Instructions to follow: Would you write out the listing verbatim and skip every picture in it?

(Figure dataset records)
<<<<

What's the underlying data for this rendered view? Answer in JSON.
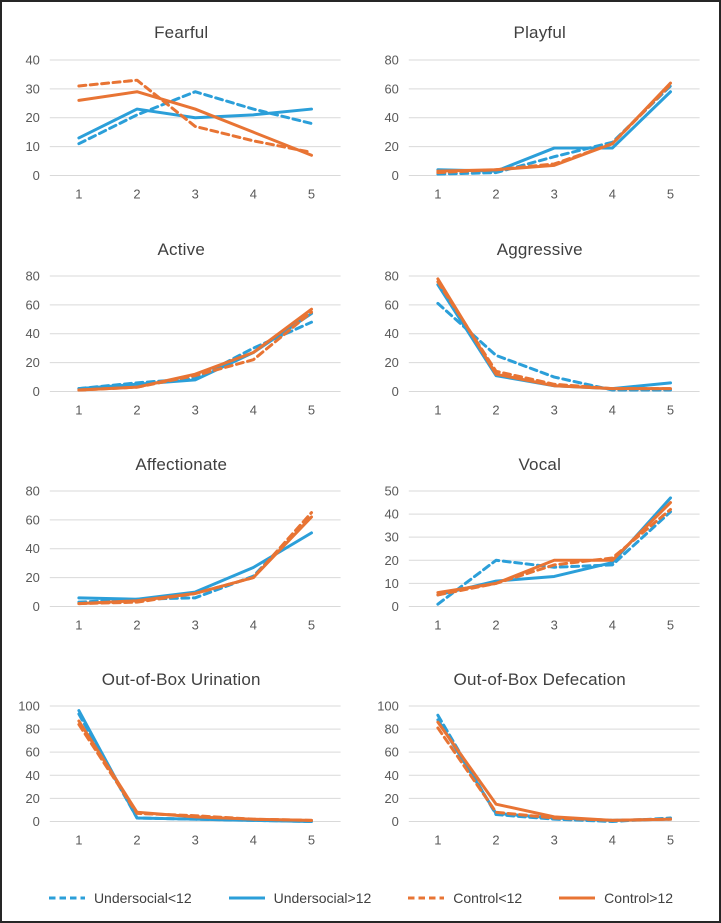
{
  "colors": {
    "blue": "#2B9FD9",
    "orange": "#E87434",
    "grid": "#D9D9D9",
    "axis_text": "#595959",
    "title_text": "#404040"
  },
  "legend": [
    {
      "label": "Undersocial<12",
      "color_key": "blue",
      "dashed": true
    },
    {
      "label": "Undersocial>12",
      "color_key": "blue",
      "dashed": false
    },
    {
      "label": "Control<12",
      "color_key": "orange",
      "dashed": true
    },
    {
      "label": "Control>12",
      "color_key": "orange",
      "dashed": false
    }
  ],
  "chart_data": [
    {
      "type": "line",
      "title": "Fearful",
      "x": [
        1,
        2,
        3,
        4,
        5
      ],
      "ylim": [
        0,
        40
      ],
      "ytick_step": 10,
      "grid": true,
      "series": [
        {
          "name": "Undersocial<12",
          "color_key": "blue",
          "dashed": true,
          "values": [
            11,
            21,
            29,
            23,
            18
          ]
        },
        {
          "name": "Undersocial>12",
          "color_key": "blue",
          "dashed": false,
          "values": [
            13,
            23,
            20,
            21,
            23
          ]
        },
        {
          "name": "Control<12",
          "color_key": "orange",
          "dashed": true,
          "values": [
            31,
            33,
            17,
            12,
            8
          ]
        },
        {
          "name": "Control>12",
          "color_key": "orange",
          "dashed": false,
          "values": [
            26,
            29,
            23,
            15,
            7
          ]
        }
      ]
    },
    {
      "type": "line",
      "title": "Playful",
      "x": [
        1,
        2,
        3,
        4,
        5
      ],
      "ylim": [
        0,
        80
      ],
      "ytick_step": 20,
      "grid": true,
      "series": [
        {
          "name": "Undersocial<12",
          "color_key": "blue",
          "dashed": true,
          "values": [
            1,
            2,
            13,
            23,
            62
          ]
        },
        {
          "name": "Undersocial>12",
          "color_key": "blue",
          "dashed": false,
          "values": [
            4,
            3,
            19,
            19,
            58
          ]
        },
        {
          "name": "Control<12",
          "color_key": "orange",
          "dashed": true,
          "values": [
            2,
            4,
            8,
            22,
            63
          ]
        },
        {
          "name": "Control>12",
          "color_key": "orange",
          "dashed": false,
          "values": [
            3,
            4,
            7,
            22,
            64
          ]
        }
      ]
    },
    {
      "type": "line",
      "title": "Active",
      "x": [
        1,
        2,
        3,
        4,
        5
      ],
      "ylim": [
        0,
        80
      ],
      "ytick_step": 20,
      "grid": true,
      "series": [
        {
          "name": "Undersocial<12",
          "color_key": "blue",
          "dashed": true,
          "values": [
            2,
            6,
            9,
            30,
            48
          ]
        },
        {
          "name": "Undersocial>12",
          "color_key": "blue",
          "dashed": false,
          "values": [
            2,
            5,
            8,
            27,
            54
          ]
        },
        {
          "name": "Control<12",
          "color_key": "orange",
          "dashed": true,
          "values": [
            1,
            3,
            11,
            22,
            55
          ]
        },
        {
          "name": "Control>12",
          "color_key": "orange",
          "dashed": false,
          "values": [
            1,
            3,
            12,
            27,
            57
          ]
        }
      ]
    },
    {
      "type": "line",
      "title": "Aggressive",
      "x": [
        1,
        2,
        3,
        4,
        5
      ],
      "ylim": [
        0,
        80
      ],
      "ytick_step": 20,
      "grid": true,
      "series": [
        {
          "name": "Undersocial<12",
          "color_key": "blue",
          "dashed": true,
          "values": [
            61,
            25,
            10,
            1,
            1
          ]
        },
        {
          "name": "Undersocial>12",
          "color_key": "blue",
          "dashed": false,
          "values": [
            74,
            11,
            4,
            2,
            6
          ]
        },
        {
          "name": "Control<12",
          "color_key": "orange",
          "dashed": true,
          "values": [
            76,
            14,
            5,
            2,
            2
          ]
        },
        {
          "name": "Control>12",
          "color_key": "orange",
          "dashed": false,
          "values": [
            78,
            12,
            4,
            2,
            2
          ]
        }
      ]
    },
    {
      "type": "line",
      "title": "Affectionate",
      "x": [
        1,
        2,
        3,
        4,
        5
      ],
      "ylim": [
        0,
        80
      ],
      "ytick_step": 20,
      "grid": true,
      "series": [
        {
          "name": "Undersocial<12",
          "color_key": "blue",
          "dashed": true,
          "values": [
            3,
            5,
            6,
            21,
            63
          ]
        },
        {
          "name": "Undersocial>12",
          "color_key": "blue",
          "dashed": false,
          "values": [
            6,
            5,
            10,
            27,
            51
          ]
        },
        {
          "name": "Control<12",
          "color_key": "orange",
          "dashed": true,
          "values": [
            2,
            3,
            9,
            20,
            65
          ]
        },
        {
          "name": "Control>12",
          "color_key": "orange",
          "dashed": false,
          "values": [
            2,
            4,
            9,
            20,
            62
          ]
        }
      ]
    },
    {
      "type": "line",
      "title": "Vocal",
      "x": [
        1,
        2,
        3,
        4,
        5
      ],
      "ylim": [
        0,
        50
      ],
      "ytick_step": 10,
      "grid": true,
      "series": [
        {
          "name": "Undersocial<12",
          "color_key": "blue",
          "dashed": true,
          "values": [
            1,
            20,
            17,
            18,
            41
          ]
        },
        {
          "name": "Undersocial>12",
          "color_key": "blue",
          "dashed": false,
          "values": [
            5,
            11,
            13,
            19,
            47
          ]
        },
        {
          "name": "Control<12",
          "color_key": "orange",
          "dashed": true,
          "values": [
            5,
            10,
            18,
            21,
            42
          ]
        },
        {
          "name": "Control>12",
          "color_key": "orange",
          "dashed": false,
          "values": [
            6,
            10,
            20,
            20,
            45
          ]
        }
      ]
    },
    {
      "type": "line",
      "title": "Out-of-Box Urination",
      "x": [
        1,
        2,
        3,
        4,
        5
      ],
      "ylim": [
        0,
        100
      ],
      "ytick_step": 20,
      "grid": true,
      "series": [
        {
          "name": "Undersocial<12",
          "color_key": "blue",
          "dashed": true,
          "values": [
            93,
            3,
            2,
            1,
            0
          ]
        },
        {
          "name": "Undersocial>12",
          "color_key": "blue",
          "dashed": false,
          "values": [
            96,
            3,
            2,
            1,
            0
          ]
        },
        {
          "name": "Control<12",
          "color_key": "orange",
          "dashed": true,
          "values": [
            84,
            7,
            5,
            2,
            1
          ]
        },
        {
          "name": "Control>12",
          "color_key": "orange",
          "dashed": false,
          "values": [
            87,
            8,
            4,
            2,
            1
          ]
        }
      ]
    },
    {
      "type": "line",
      "title": "Out-of-Box Defecation",
      "x": [
        1,
        2,
        3,
        4,
        5
      ],
      "ylim": [
        0,
        100
      ],
      "ytick_step": 20,
      "grid": true,
      "series": [
        {
          "name": "Undersocial<12",
          "color_key": "blue",
          "dashed": true,
          "values": [
            92,
            6,
            2,
            0,
            3
          ]
        },
        {
          "name": "Undersocial>12",
          "color_key": "blue",
          "dashed": false,
          "values": [
            88,
            7,
            3,
            1,
            2
          ]
        },
        {
          "name": "Control<12",
          "color_key": "orange",
          "dashed": true,
          "values": [
            81,
            8,
            3,
            1,
            2
          ]
        },
        {
          "name": "Control>12",
          "color_key": "orange",
          "dashed": false,
          "values": [
            86,
            15,
            4,
            1,
            2
          ]
        }
      ]
    }
  ]
}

>>>>

Completed task:
What's the underlying data for this rendered view? Answer in JSON.
{
  "colors": {
    "blue": "#2B9FD9",
    "orange": "#E87434",
    "grid": "#D9D9D9",
    "axis_text": "#595959",
    "title_text": "#404040"
  },
  "legend": [
    {
      "label": "Undersocial<12",
      "color_key": "blue",
      "dashed": true
    },
    {
      "label": "Undersocial>12",
      "color_key": "blue",
      "dashed": false
    },
    {
      "label": "Control<12",
      "color_key": "orange",
      "dashed": true
    },
    {
      "label": "Control>12",
      "color_key": "orange",
      "dashed": false
    }
  ],
  "chart_data": [
    {
      "type": "line",
      "title": "Fearful",
      "x": [
        1,
        2,
        3,
        4,
        5
      ],
      "ylim": [
        0,
        40
      ],
      "ytick_step": 10,
      "grid": true,
      "series": [
        {
          "name": "Undersocial<12",
          "color_key": "blue",
          "dashed": true,
          "values": [
            11,
            21,
            29,
            23,
            18
          ]
        },
        {
          "name": "Undersocial>12",
          "color_key": "blue",
          "dashed": false,
          "values": [
            13,
            23,
            20,
            21,
            23
          ]
        },
        {
          "name": "Control<12",
          "color_key": "orange",
          "dashed": true,
          "values": [
            31,
            33,
            17,
            12,
            8
          ]
        },
        {
          "name": "Control>12",
          "color_key": "orange",
          "dashed": false,
          "values": [
            26,
            29,
            23,
            15,
            7
          ]
        }
      ]
    },
    {
      "type": "line",
      "title": "Playful",
      "x": [
        1,
        2,
        3,
        4,
        5
      ],
      "ylim": [
        0,
        80
      ],
      "ytick_step": 20,
      "grid": true,
      "series": [
        {
          "name": "Undersocial<12",
          "color_key": "blue",
          "dashed": true,
          "values": [
            1,
            2,
            13,
            23,
            62
          ]
        },
        {
          "name": "Undersocial>12",
          "color_key": "blue",
          "dashed": false,
          "values": [
            4,
            3,
            19,
            19,
            58
          ]
        },
        {
          "name": "Control<12",
          "color_key": "orange",
          "dashed": true,
          "values": [
            2,
            4,
            8,
            22,
            63
          ]
        },
        {
          "name": "Control>12",
          "color_key": "orange",
          "dashed": false,
          "values": [
            3,
            4,
            7,
            22,
            64
          ]
        }
      ]
    },
    {
      "type": "line",
      "title": "Active",
      "x": [
        1,
        2,
        3,
        4,
        5
      ],
      "ylim": [
        0,
        80
      ],
      "ytick_step": 20,
      "grid": true,
      "series": [
        {
          "name": "Undersocial<12",
          "color_key": "blue",
          "dashed": true,
          "values": [
            2,
            6,
            9,
            30,
            48
          ]
        },
        {
          "name": "Undersocial>12",
          "color_key": "blue",
          "dashed": false,
          "values": [
            2,
            5,
            8,
            27,
            54
          ]
        },
        {
          "name": "Control<12",
          "color_key": "orange",
          "dashed": true,
          "values": [
            1,
            3,
            11,
            22,
            55
          ]
        },
        {
          "name": "Control>12",
          "color_key": "orange",
          "dashed": false,
          "values": [
            1,
            3,
            12,
            27,
            57
          ]
        }
      ]
    },
    {
      "type": "line",
      "title": "Aggressive",
      "x": [
        1,
        2,
        3,
        4,
        5
      ],
      "ylim": [
        0,
        80
      ],
      "ytick_step": 20,
      "grid": true,
      "series": [
        {
          "name": "Undersocial<12",
          "color_key": "blue",
          "dashed": true,
          "values": [
            61,
            25,
            10,
            1,
            1
          ]
        },
        {
          "name": "Undersocial>12",
          "color_key": "blue",
          "dashed": false,
          "values": [
            74,
            11,
            4,
            2,
            6
          ]
        },
        {
          "name": "Control<12",
          "color_key": "orange",
          "dashed": true,
          "values": [
            76,
            14,
            5,
            2,
            2
          ]
        },
        {
          "name": "Control>12",
          "color_key": "orange",
          "dashed": false,
          "values": [
            78,
            12,
            4,
            2,
            2
          ]
        }
      ]
    },
    {
      "type": "line",
      "title": "Affectionate",
      "x": [
        1,
        2,
        3,
        4,
        5
      ],
      "ylim": [
        0,
        80
      ],
      "ytick_step": 20,
      "grid": true,
      "series": [
        {
          "name": "Undersocial<12",
          "color_key": "blue",
          "dashed": true,
          "values": [
            3,
            5,
            6,
            21,
            63
          ]
        },
        {
          "name": "Undersocial>12",
          "color_key": "blue",
          "dashed": false,
          "values": [
            6,
            5,
            10,
            27,
            51
          ]
        },
        {
          "name": "Control<12",
          "color_key": "orange",
          "dashed": true,
          "values": [
            2,
            3,
            9,
            20,
            65
          ]
        },
        {
          "name": "Control>12",
          "color_key": "orange",
          "dashed": false,
          "values": [
            2,
            4,
            9,
            20,
            62
          ]
        }
      ]
    },
    {
      "type": "line",
      "title": "Vocal",
      "x": [
        1,
        2,
        3,
        4,
        5
      ],
      "ylim": [
        0,
        50
      ],
      "ytick_step": 10,
      "grid": true,
      "series": [
        {
          "name": "Undersocial<12",
          "color_key": "blue",
          "dashed": true,
          "values": [
            1,
            20,
            17,
            18,
            41
          ]
        },
        {
          "name": "Undersocial>12",
          "color_key": "blue",
          "dashed": false,
          "values": [
            5,
            11,
            13,
            19,
            47
          ]
        },
        {
          "name": "Control<12",
          "color_key": "orange",
          "dashed": true,
          "values": [
            5,
            10,
            18,
            21,
            42
          ]
        },
        {
          "name": "Control>12",
          "color_key": "orange",
          "dashed": false,
          "values": [
            6,
            10,
            20,
            20,
            45
          ]
        }
      ]
    },
    {
      "type": "line",
      "title": "Out-of-Box Urination",
      "x": [
        1,
        2,
        3,
        4,
        5
      ],
      "ylim": [
        0,
        100
      ],
      "ytick_step": 20,
      "grid": true,
      "series": [
        {
          "name": "Undersocial<12",
          "color_key": "blue",
          "dashed": true,
          "values": [
            93,
            3,
            2,
            1,
            0
          ]
        },
        {
          "name": "Undersocial>12",
          "color_key": "blue",
          "dashed": false,
          "values": [
            96,
            3,
            2,
            1,
            0
          ]
        },
        {
          "name": "Control<12",
          "color_key": "orange",
          "dashed": true,
          "values": [
            84,
            7,
            5,
            2,
            1
          ]
        },
        {
          "name": "Control>12",
          "color_key": "orange",
          "dashed": false,
          "values": [
            87,
            8,
            4,
            2,
            1
          ]
        }
      ]
    },
    {
      "type": "line",
      "title": "Out-of-Box Defecation",
      "x": [
        1,
        2,
        3,
        4,
        5
      ],
      "ylim": [
        0,
        100
      ],
      "ytick_step": 20,
      "grid": true,
      "series": [
        {
          "name": "Undersocial<12",
          "color_key": "blue",
          "dashed": true,
          "values": [
            92,
            6,
            2,
            0,
            3
          ]
        },
        {
          "name": "Undersocial>12",
          "color_key": "blue",
          "dashed": false,
          "values": [
            88,
            7,
            3,
            1,
            2
          ]
        },
        {
          "name": "Control<12",
          "color_key": "orange",
          "dashed": true,
          "values": [
            81,
            8,
            3,
            1,
            2
          ]
        },
        {
          "name": "Control>12",
          "color_key": "orange",
          "dashed": false,
          "values": [
            86,
            15,
            4,
            1,
            2
          ]
        }
      ]
    }
  ]
}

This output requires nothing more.